— Start of EXTRACTED ENTRIES —

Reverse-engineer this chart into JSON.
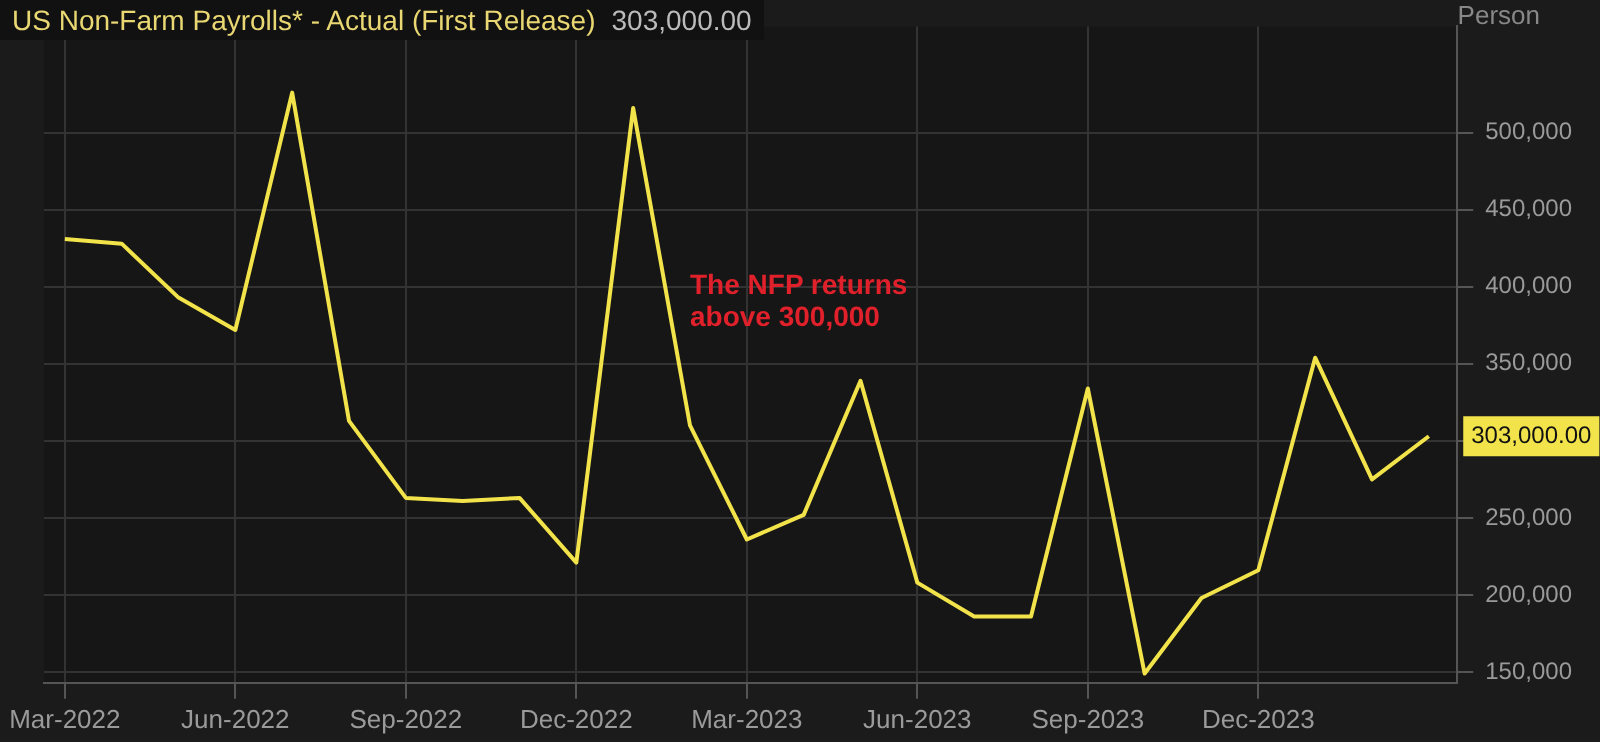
{
  "chart_data": {
    "type": "line",
    "title": "US Non-Farm Payrolls* - Actual (First Release)",
    "subtitle": "303,000.00",
    "ylabel": "Person",
    "x": [
      "2022-03",
      "2022-04",
      "2022-05",
      "2022-06",
      "2022-07",
      "2022-08",
      "2022-09",
      "2022-10",
      "2022-11",
      "2022-12",
      "2023-01",
      "2023-02",
      "2023-03",
      "2023-04",
      "2023-05",
      "2023-06",
      "2023-07",
      "2023-08",
      "2023-09",
      "2023-10",
      "2023-11",
      "2023-12",
      "2024-01",
      "2024-02",
      "2024-03"
    ],
    "series": [
      {
        "color": "#f2e34a",
        "values": [
          431000,
          428000,
          393000,
          372000,
          526000,
          313000,
          263000,
          261000,
          263000,
          221000,
          516000,
          310000,
          236000,
          252000,
          339000,
          208000,
          186000,
          186000,
          334000,
          149000,
          198000,
          216000,
          354000,
          275000,
          303000
        ],
        "value_labels": [
          null,
          null,
          null,
          null,
          null,
          null,
          null,
          null,
          null,
          null,
          null,
          null,
          null,
          null,
          null,
          null,
          null,
          null,
          null,
          null,
          null,
          null,
          null,
          null,
          "303,000.00"
        ]
      }
    ],
    "xlim": [
      "2022-02-20",
      "2024-03-16"
    ],
    "ylim": [
      143000,
      569000
    ],
    "xticks": [
      {
        "value": "2022-03",
        "label": "Mar-2022"
      },
      {
        "value": "2022-06",
        "label": "Jun-2022"
      },
      {
        "value": "2022-09",
        "label": "Sep-2022"
      },
      {
        "value": "2022-12",
        "label": "Dec-2022"
      },
      {
        "value": "2023-03",
        "label": "Mar-2023"
      },
      {
        "value": "2023-06",
        "label": "Jun-2023"
      },
      {
        "value": "2023-09",
        "label": "Sep-2023"
      },
      {
        "value": "2023-12",
        "label": "Dec-2023"
      }
    ],
    "yticks": [
      {
        "value": 150000,
        "label": "150,000"
      },
      {
        "value": 200000,
        "label": "200,000"
      },
      {
        "value": 250000,
        "label": "250,000"
      },
      {
        "value": 300000,
        "label": null
      },
      {
        "value": 350000,
        "label": "350,000"
      },
      {
        "value": 400000,
        "label": "400,000"
      },
      {
        "value": 450000,
        "label": "450,000"
      },
      {
        "value": 500000,
        "label": "500,000"
      }
    ],
    "grid": true,
    "marker": "none",
    "line_style": "solid",
    "annotations": [
      "The NFP returns above 300,000"
    ]
  }
}
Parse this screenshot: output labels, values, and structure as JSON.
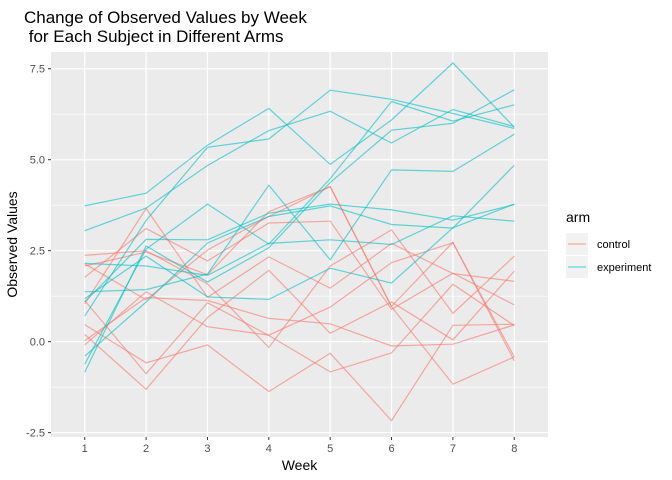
{
  "chart_data": {
    "type": "line",
    "title_line1": "Change of Observed Values by Week",
    "title_line2": " for Each Subject in Different Arms",
    "xlabel": "Week",
    "ylabel": "Observed Values",
    "x": [
      1,
      2,
      3,
      4,
      5,
      6,
      7,
      8
    ],
    "x_ticks": [
      "1",
      "2",
      "3",
      "4",
      "5",
      "6",
      "7",
      "8"
    ],
    "y_ticks": [
      -2.5,
      0.0,
      2.5,
      5.0,
      7.5
    ],
    "y_tick_labels": [
      "-2.5",
      "0.0",
      "2.5",
      "5.0",
      "7.5"
    ],
    "xlim": [
      0.45,
      8.55
    ],
    "ylim": [
      -2.62,
      7.96
    ],
    "grid": true,
    "legend": {
      "title": "arm",
      "position": "right",
      "entries": [
        {
          "label": "control",
          "color": "#F8766D"
        },
        {
          "label": "experiment",
          "color": "#00BFC4"
        }
      ]
    },
    "series": [
      {
        "group": "control",
        "values": [
          0.2,
          -1.31,
          0.66,
          1.96,
          0.23,
          1.09,
          0.05,
          1.94
        ]
      },
      {
        "group": "control",
        "values": [
          1.13,
          -0.88,
          1.07,
          0.17,
          -0.83,
          -0.31,
          1.58,
          0.44
        ]
      },
      {
        "group": "control",
        "values": [
          1.77,
          3.11,
          2.22,
          3.26,
          3.31,
          0.89,
          1.88,
          1.01
        ]
      },
      {
        "group": "control",
        "values": [
          1.04,
          3.66,
          1.22,
          2.33,
          1.47,
          2.7,
          1.87,
          1.66
        ]
      },
      {
        "group": "control",
        "values": [
          0.47,
          -0.58,
          -0.09,
          -1.37,
          -0.32,
          -2.17,
          0.45,
          0.48
        ]
      },
      {
        "group": "control",
        "values": [
          2.37,
          2.5,
          1.59,
          -0.16,
          2.08,
          3.07,
          0.78,
          2.35
        ]
      },
      {
        "group": "control",
        "values": [
          0.03,
          1.21,
          1.13,
          0.64,
          0.49,
          -0.12,
          -0.07,
          0.46
        ]
      },
      {
        "group": "control",
        "values": [
          -0.09,
          1.37,
          0.41,
          0.18,
          0.95,
          2.17,
          2.72,
          -0.42
        ]
      },
      {
        "group": "control",
        "values": [
          2.08,
          2.46,
          1.84,
          3.57,
          4.26,
          0.96,
          -1.17,
          -0.42
        ]
      },
      {
        "group": "control",
        "values": [
          2.14,
          1.15,
          2.52,
          3.44,
          4.26,
          0.97,
          2.73,
          -0.53
        ]
      },
      {
        "group": "experiment",
        "values": [
          3.05,
          3.67,
          4.84,
          5.8,
          6.33,
          5.46,
          6.38,
          5.91
        ]
      },
      {
        "group": "experiment",
        "values": [
          -0.84,
          2.63,
          1.64,
          2.58,
          4.37,
          5.81,
          6.0,
          6.92
        ]
      },
      {
        "group": "experiment",
        "values": [
          2.15,
          2.08,
          1.82,
          2.7,
          2.8,
          2.67,
          3.46,
          3.31
        ]
      },
      {
        "group": "experiment",
        "values": [
          -0.62,
          2.54,
          3.78,
          2.68,
          4.48,
          6.6,
          6.06,
          6.51
        ]
      },
      {
        "group": "experiment",
        "values": [
          0.7,
          3.33,
          5.34,
          5.57,
          6.91,
          6.66,
          6.27,
          5.86
        ]
      },
      {
        "group": "experiment",
        "values": [
          3.73,
          4.08,
          5.4,
          6.41,
          4.87,
          6.09,
          7.66,
          5.89
        ]
      },
      {
        "group": "experiment",
        "values": [
          1.18,
          2.35,
          1.23,
          1.16,
          2.02,
          1.61,
          3.13,
          3.78
        ]
      },
      {
        "group": "experiment",
        "values": [
          1.37,
          1.43,
          1.86,
          4.3,
          2.25,
          4.72,
          4.68,
          5.7
        ]
      },
      {
        "group": "experiment",
        "values": [
          -0.4,
          1.09,
          2.71,
          3.44,
          3.73,
          3.22,
          3.12,
          4.85
        ]
      },
      {
        "group": "experiment",
        "values": [
          1.09,
          2.81,
          2.8,
          3.53,
          3.78,
          3.62,
          3.34,
          3.77
        ]
      }
    ]
  }
}
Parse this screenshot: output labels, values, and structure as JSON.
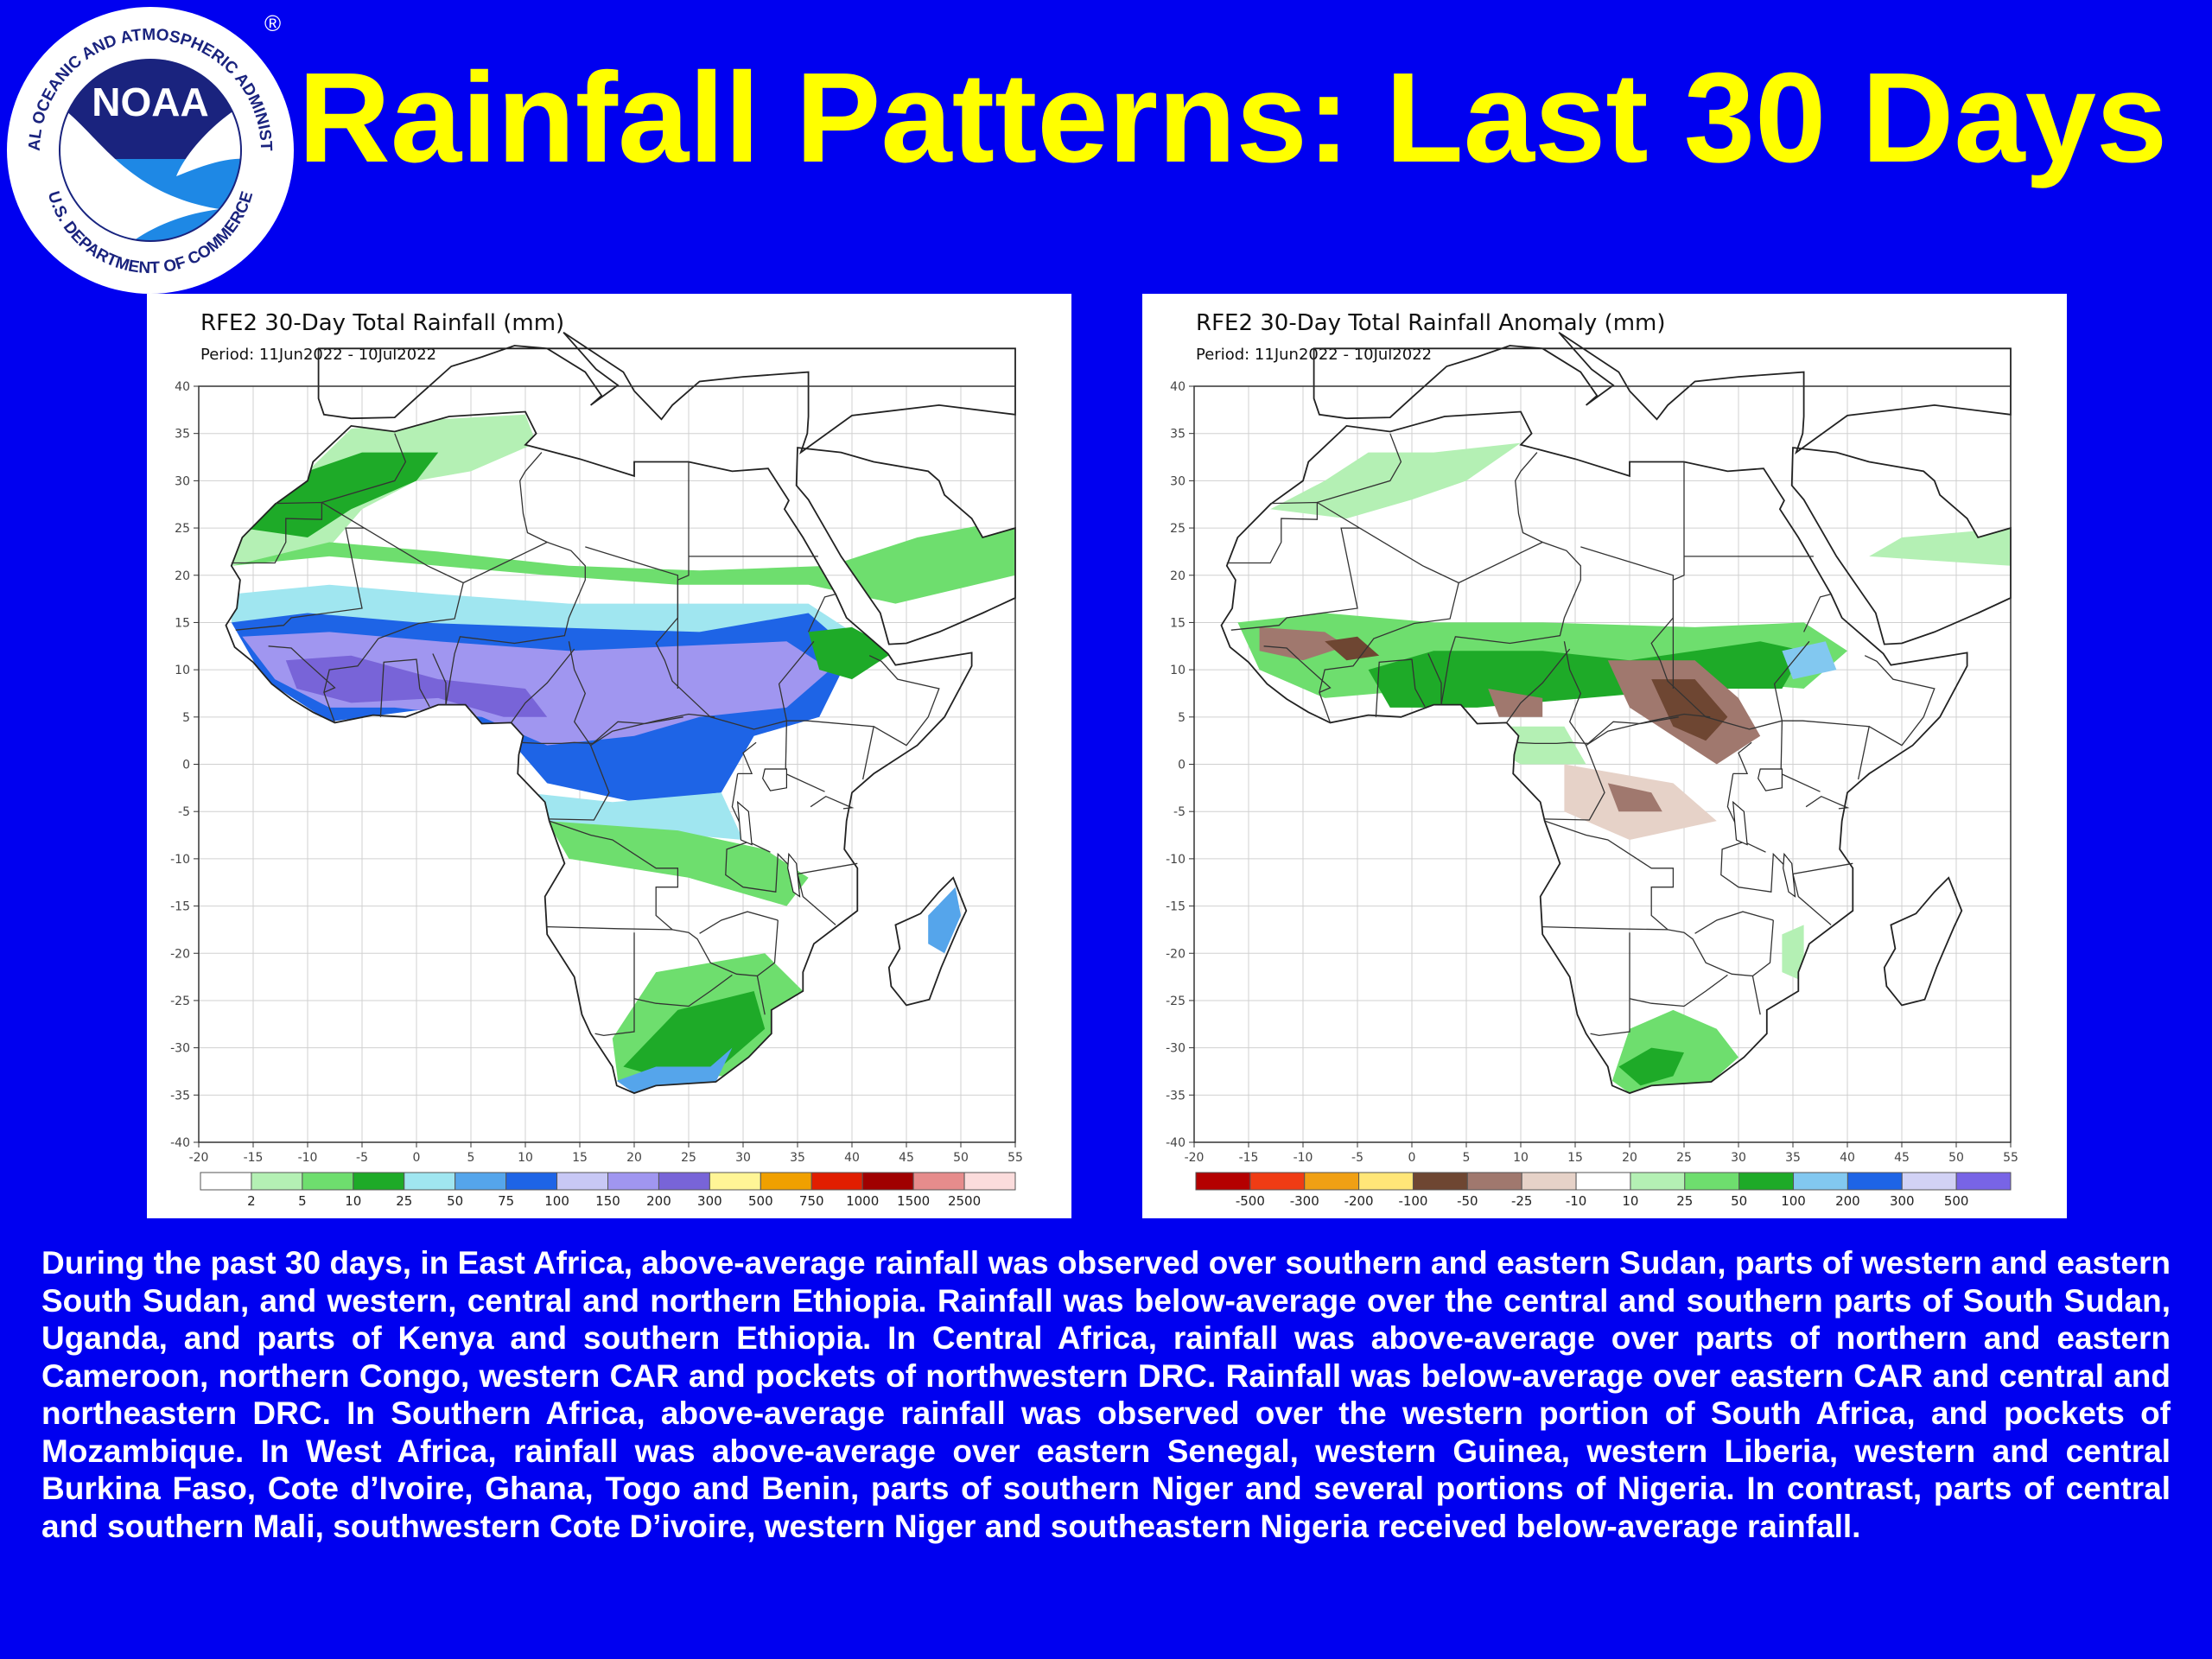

— End of EXTRACTED ENTRIES —

— GIVEN PROBLEM —
Exactly how many lines of the material contain the word "Week"? Write the number alone.

— OUTPUT OF THE TASK —
2